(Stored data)
>> start
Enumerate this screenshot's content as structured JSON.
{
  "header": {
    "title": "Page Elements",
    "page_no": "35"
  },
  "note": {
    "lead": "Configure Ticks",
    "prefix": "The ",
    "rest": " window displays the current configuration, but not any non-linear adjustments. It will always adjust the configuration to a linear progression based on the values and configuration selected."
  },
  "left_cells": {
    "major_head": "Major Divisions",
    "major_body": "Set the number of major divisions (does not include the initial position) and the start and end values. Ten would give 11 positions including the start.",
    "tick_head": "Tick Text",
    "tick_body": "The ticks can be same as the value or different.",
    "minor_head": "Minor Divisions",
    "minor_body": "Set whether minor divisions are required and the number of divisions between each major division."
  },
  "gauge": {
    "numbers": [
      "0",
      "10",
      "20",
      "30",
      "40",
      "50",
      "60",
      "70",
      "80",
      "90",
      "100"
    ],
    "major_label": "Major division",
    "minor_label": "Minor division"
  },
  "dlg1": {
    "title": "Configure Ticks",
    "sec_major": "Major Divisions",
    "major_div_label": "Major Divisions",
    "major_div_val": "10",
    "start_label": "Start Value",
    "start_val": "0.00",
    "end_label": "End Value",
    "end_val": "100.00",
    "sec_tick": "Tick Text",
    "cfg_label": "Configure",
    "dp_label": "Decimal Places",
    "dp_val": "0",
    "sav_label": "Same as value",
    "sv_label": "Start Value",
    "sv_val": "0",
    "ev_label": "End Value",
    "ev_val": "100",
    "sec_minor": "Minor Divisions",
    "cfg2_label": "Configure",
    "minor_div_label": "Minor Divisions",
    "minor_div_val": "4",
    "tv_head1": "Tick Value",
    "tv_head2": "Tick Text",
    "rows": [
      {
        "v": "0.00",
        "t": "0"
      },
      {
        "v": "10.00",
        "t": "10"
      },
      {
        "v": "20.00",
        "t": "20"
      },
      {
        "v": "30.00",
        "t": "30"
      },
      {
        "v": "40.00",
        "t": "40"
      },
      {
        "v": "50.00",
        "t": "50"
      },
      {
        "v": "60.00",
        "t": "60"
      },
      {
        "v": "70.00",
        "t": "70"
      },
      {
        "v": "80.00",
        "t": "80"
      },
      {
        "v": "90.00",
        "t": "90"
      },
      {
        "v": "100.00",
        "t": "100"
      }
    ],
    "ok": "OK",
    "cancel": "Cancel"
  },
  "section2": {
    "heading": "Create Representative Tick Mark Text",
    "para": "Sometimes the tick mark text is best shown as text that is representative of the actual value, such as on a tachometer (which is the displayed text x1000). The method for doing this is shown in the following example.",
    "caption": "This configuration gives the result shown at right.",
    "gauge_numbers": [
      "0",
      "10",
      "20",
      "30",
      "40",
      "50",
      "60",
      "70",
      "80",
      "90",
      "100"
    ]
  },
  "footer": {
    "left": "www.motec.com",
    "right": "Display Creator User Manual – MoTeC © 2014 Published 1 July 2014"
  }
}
>> end
## [AIM OF THE TASK]
Each line of the material above must be retyped precisely.

## [OUTPUT OF THE TASK]
Enumerate this screenshot's content as structured JSON.
{
  "header": {
    "title": "Page Elements",
    "page_no": "35"
  },
  "note": {
    "lead": "Configure Ticks",
    "prefix": "The ",
    "rest": " window displays the current configuration, but not any non-linear adjustments. It will always adjust the configuration to a linear progression based on the values and configuration selected."
  },
  "left_cells": {
    "major_head": "Major Divisions",
    "major_body": "Set the number of major divisions (does not include the initial position) and the start and end values. Ten would give 11 positions including the start.",
    "tick_head": "Tick Text",
    "tick_body": "The ticks can be same as the value or different.",
    "minor_head": "Minor Divisions",
    "minor_body": "Set whether minor divisions are required and the number of divisions between each major division."
  },
  "gauge": {
    "numbers": [
      "0",
      "10",
      "20",
      "30",
      "40",
      "50",
      "60",
      "70",
      "80",
      "90",
      "100"
    ],
    "major_label": "Major division",
    "minor_label": "Minor division"
  },
  "dlg1": {
    "title": "Configure Ticks",
    "sec_major": "Major Divisions",
    "major_div_label": "Major Divisions",
    "major_div_val": "10",
    "start_label": "Start Value",
    "start_val": "0.00",
    "end_label": "End Value",
    "end_val": "100.00",
    "sec_tick": "Tick Text",
    "cfg_label": "Configure",
    "dp_label": "Decimal Places",
    "dp_val": "0",
    "sav_label": "Same as value",
    "sv_label": "Start Value",
    "sv_val": "0",
    "ev_label": "End Value",
    "ev_val": "100",
    "sec_minor": "Minor Divisions",
    "cfg2_label": "Configure",
    "minor_div_label": "Minor Divisions",
    "minor_div_val": "4",
    "tv_head1": "Tick Value",
    "tv_head2": "Tick Text",
    "rows": [
      {
        "v": "0.00",
        "t": "0"
      },
      {
        "v": "10.00",
        "t": "10"
      },
      {
        "v": "20.00",
        "t": "20"
      },
      {
        "v": "30.00",
        "t": "30"
      },
      {
        "v": "40.00",
        "t": "40"
      },
      {
        "v": "50.00",
        "t": "50"
      },
      {
        "v": "60.00",
        "t": "60"
      },
      {
        "v": "70.00",
        "t": "70"
      },
      {
        "v": "80.00",
        "t": "80"
      },
      {
        "v": "90.00",
        "t": "90"
      },
      {
        "v": "100.00",
        "t": "100"
      }
    ],
    "ok": "OK",
    "cancel": "Cancel"
  },
  "section2": {
    "heading": "Create Representative Tick Mark Text",
    "para": "Sometimes the tick mark text is best shown as text that is representative of the actual value, such as on a tachometer (which is the displayed text x1000). The method for doing this is shown in the following example.",
    "caption": "This configuration gives the result shown at right.",
    "gauge_numbers": [
      "0",
      "10",
      "20",
      "30",
      "40",
      "50",
      "60",
      "70",
      "80",
      "90",
      "100"
    ]
  },
  "footer": {
    "left": "www.motec.com",
    "right": "Display Creator User Manual – MoTeC © 2014 Published 1 July 2014"
  }
}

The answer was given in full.